**Excerpted data:**
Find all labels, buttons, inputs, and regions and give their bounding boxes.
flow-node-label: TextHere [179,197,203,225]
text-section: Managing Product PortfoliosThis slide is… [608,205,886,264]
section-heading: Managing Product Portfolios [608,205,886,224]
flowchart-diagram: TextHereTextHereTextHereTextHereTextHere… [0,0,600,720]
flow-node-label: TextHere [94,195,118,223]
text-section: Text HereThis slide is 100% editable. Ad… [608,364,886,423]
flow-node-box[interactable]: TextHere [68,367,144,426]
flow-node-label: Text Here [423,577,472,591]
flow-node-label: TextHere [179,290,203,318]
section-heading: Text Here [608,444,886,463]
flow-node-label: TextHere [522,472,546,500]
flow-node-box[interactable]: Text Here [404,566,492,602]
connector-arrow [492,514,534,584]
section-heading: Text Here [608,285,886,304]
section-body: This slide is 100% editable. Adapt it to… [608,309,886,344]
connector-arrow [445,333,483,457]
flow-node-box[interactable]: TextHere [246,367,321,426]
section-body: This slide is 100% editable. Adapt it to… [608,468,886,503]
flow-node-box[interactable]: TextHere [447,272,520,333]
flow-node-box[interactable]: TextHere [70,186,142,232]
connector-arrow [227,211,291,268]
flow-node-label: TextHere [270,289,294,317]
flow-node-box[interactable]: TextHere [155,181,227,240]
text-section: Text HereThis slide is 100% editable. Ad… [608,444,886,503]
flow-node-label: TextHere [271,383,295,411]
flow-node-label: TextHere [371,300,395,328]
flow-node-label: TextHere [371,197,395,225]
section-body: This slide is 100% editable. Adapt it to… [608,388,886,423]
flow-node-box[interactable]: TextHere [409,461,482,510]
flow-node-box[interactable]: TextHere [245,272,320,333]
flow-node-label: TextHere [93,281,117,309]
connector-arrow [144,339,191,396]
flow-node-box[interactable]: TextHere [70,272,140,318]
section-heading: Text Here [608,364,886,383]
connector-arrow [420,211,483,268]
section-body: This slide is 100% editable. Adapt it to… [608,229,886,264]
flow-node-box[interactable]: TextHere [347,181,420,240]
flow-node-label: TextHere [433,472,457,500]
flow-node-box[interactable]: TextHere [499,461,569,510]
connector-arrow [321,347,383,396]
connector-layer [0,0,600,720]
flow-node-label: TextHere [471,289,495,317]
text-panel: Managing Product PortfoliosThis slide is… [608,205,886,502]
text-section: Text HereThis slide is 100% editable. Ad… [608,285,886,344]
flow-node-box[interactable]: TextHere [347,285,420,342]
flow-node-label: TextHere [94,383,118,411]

**Exercise requirements:** Copy every line of the records above, word for word and in the same order.

**Exercise solution:**
Find all labels, buttons, inputs, and regions and give their bounding boxes.
flow-node-label: TextHere [179,197,203,225]
text-section: Managing Product PortfoliosThis slide is… [608,205,886,264]
section-heading: Managing Product Portfolios [608,205,886,224]
flowchart-diagram: TextHereTextHereTextHereTextHereTextHere… [0,0,600,720]
flow-node-label: TextHere [94,195,118,223]
text-section: Text HereThis slide is 100% editable. Ad… [608,364,886,423]
flow-node-box[interactable]: TextHere [68,367,144,426]
flow-node-label: Text Here [423,577,472,591]
flow-node-label: TextHere [179,290,203,318]
section-heading: Text Here [608,444,886,463]
flow-node-label: TextHere [522,472,546,500]
flow-node-box[interactable]: Text Here [404,566,492,602]
connector-arrow [492,514,534,584]
section-heading: Text Here [608,285,886,304]
section-body: This slide is 100% editable. Adapt it to… [608,309,886,344]
connector-arrow [445,333,483,457]
flow-node-box[interactable]: TextHere [246,367,321,426]
section-body: This slide is 100% editable. Adapt it to… [608,468,886,503]
flow-node-box[interactable]: TextHere [447,272,520,333]
flow-node-box[interactable]: TextHere [70,186,142,232]
connector-arrow [227,211,291,268]
flow-node-label: TextHere [270,289,294,317]
flow-node-box[interactable]: TextHere [155,181,227,240]
text-section: Text HereThis slide is 100% editable. Ad… [608,444,886,503]
flow-node-label: TextHere [271,383,295,411]
flow-node-label: TextHere [371,300,395,328]
flow-node-label: TextHere [371,197,395,225]
section-body: This slide is 100% editable. Adapt it to… [608,388,886,423]
flow-node-box[interactable]: TextHere [409,461,482,510]
flow-node-box[interactable]: TextHere [245,272,320,333]
flow-node-label: TextHere [93,281,117,309]
connector-arrow [144,339,191,396]
flow-node-box[interactable]: TextHere [70,272,140,318]
section-heading: Text Here [608,364,886,383]
connector-arrow [420,211,483,268]
section-body: This slide is 100% editable. Adapt it to… [608,229,886,264]
flow-node-box[interactable]: TextHere [347,181,420,240]
flow-node-label: TextHere [433,472,457,500]
flow-node-box[interactable]: TextHere [499,461,569,510]
connector-arrow [321,347,383,396]
connector-layer [0,0,600,720]
flow-node-label: TextHere [471,289,495,317]
text-panel: Managing Product PortfoliosThis slide is… [608,205,886,502]
text-section: Text HereThis slide is 100% editable. Ad… [608,285,886,344]
flow-node-box[interactable]: TextHere [347,285,420,342]
flow-node-label: TextHere [94,383,118,411]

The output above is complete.